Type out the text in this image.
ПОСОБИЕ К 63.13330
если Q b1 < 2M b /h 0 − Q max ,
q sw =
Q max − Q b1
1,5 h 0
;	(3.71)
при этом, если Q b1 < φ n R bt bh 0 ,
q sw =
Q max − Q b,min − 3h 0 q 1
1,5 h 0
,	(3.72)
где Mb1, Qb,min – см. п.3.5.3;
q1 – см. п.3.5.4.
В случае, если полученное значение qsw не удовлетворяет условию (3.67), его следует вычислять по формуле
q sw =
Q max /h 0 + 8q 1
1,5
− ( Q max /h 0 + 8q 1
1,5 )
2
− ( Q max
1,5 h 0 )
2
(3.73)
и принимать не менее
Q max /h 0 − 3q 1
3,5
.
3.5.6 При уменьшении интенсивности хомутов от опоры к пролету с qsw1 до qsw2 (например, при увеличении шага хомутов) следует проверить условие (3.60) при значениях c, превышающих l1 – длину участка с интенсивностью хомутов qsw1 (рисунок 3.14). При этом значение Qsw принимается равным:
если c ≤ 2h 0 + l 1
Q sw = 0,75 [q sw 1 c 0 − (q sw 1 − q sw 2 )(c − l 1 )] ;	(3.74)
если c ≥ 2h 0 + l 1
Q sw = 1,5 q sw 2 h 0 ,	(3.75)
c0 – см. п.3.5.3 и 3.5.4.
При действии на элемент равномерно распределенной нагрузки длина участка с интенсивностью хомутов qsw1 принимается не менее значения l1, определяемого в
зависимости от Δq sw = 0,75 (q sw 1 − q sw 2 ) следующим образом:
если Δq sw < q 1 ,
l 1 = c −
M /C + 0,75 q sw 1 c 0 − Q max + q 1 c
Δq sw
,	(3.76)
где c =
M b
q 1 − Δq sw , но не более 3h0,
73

========================================

EXERCISE DIRECTIONS:
All entries shown above should be printed again exactly.

TASK RESULT:
Type out the text in this image.
ПОСОБИЕ К 63.13330
если Q b1 < 2M b /h 0 − Q max ,
q sw =
Q max − Q b1
1,5 h 0
;	(3.71)
при этом, если Q b1 < φ n R bt bh 0 ,
q sw =
Q max − Q b,min − 3h 0 q 1
1,5 h 0
,	(3.72)
где Mb1, Qb,min – см. п.3.5.3;
q1 – см. п.3.5.4.
В случае, если полученное значение qsw не удовлетворяет условию (3.67), его следует вычислять по формуле
q sw =
Q max /h 0 + 8q 1
1,5
− ( Q max /h 0 + 8q 1
1,5 )
2
− ( Q max
1,5 h 0 )
2
(3.73)
и принимать не менее
Q max /h 0 − 3q 1
3,5
.
3.5.6 При уменьшении интенсивности хомутов от опоры к пролету с qsw1 до qsw2 (например, при увеличении шага хомутов) следует проверить условие (3.60) при значениях c, превышающих l1 – длину участка с интенсивностью хомутов qsw1 (рисунок 3.14). При этом значение Qsw принимается равным:
если c ≤ 2h 0 + l 1
Q sw = 0,75 [q sw 1 c 0 − (q sw 1 − q sw 2 )(c − l 1 )] ;	(3.74)
если c ≥ 2h 0 + l 1
Q sw = 1,5 q sw 2 h 0 ,	(3.75)
c0 – см. п.3.5.3 и 3.5.4.
При действии на элемент равномерно распределенной нагрузки длина участка с интенсивностью хомутов qsw1 принимается не менее значения l1, определяемого в
зависимости от Δq sw = 0,75 (q sw 1 − q sw 2 ) следующим образом:
если Δq sw < q 1 ,
l 1 = c −
M /C + 0,75 q sw 1 c 0 − Q max + q 1 c
Δq sw
,	(3.76)
где c =
M b
q 1 − Δq sw , но не более 3h0,
73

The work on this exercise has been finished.